▸ **Set exercise**: Below are the entries; state how many of their lines contain the string "name", and nothing more.

▸ **Entries shown**:
%%

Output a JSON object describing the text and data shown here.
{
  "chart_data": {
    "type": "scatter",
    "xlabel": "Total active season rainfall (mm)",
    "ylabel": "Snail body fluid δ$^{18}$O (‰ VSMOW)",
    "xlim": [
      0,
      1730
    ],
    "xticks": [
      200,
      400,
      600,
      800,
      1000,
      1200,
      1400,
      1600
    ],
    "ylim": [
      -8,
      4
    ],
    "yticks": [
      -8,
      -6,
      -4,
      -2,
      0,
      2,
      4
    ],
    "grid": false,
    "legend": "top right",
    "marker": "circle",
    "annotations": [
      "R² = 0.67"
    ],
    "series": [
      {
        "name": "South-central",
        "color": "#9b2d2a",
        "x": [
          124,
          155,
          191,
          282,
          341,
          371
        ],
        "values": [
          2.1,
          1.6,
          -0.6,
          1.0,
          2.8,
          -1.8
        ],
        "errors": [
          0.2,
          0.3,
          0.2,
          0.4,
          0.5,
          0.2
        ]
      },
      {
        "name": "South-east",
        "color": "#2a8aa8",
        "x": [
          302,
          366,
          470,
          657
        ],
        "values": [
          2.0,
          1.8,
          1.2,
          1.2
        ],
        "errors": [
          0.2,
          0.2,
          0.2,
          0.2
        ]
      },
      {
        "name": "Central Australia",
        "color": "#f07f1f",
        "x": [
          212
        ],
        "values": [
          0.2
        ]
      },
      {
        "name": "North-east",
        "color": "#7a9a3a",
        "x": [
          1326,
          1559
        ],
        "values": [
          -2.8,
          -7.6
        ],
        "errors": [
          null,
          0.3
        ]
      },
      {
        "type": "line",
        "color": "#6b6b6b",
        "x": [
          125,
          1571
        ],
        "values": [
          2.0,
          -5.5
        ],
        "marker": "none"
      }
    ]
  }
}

%%

▸ **Exercise output**: 4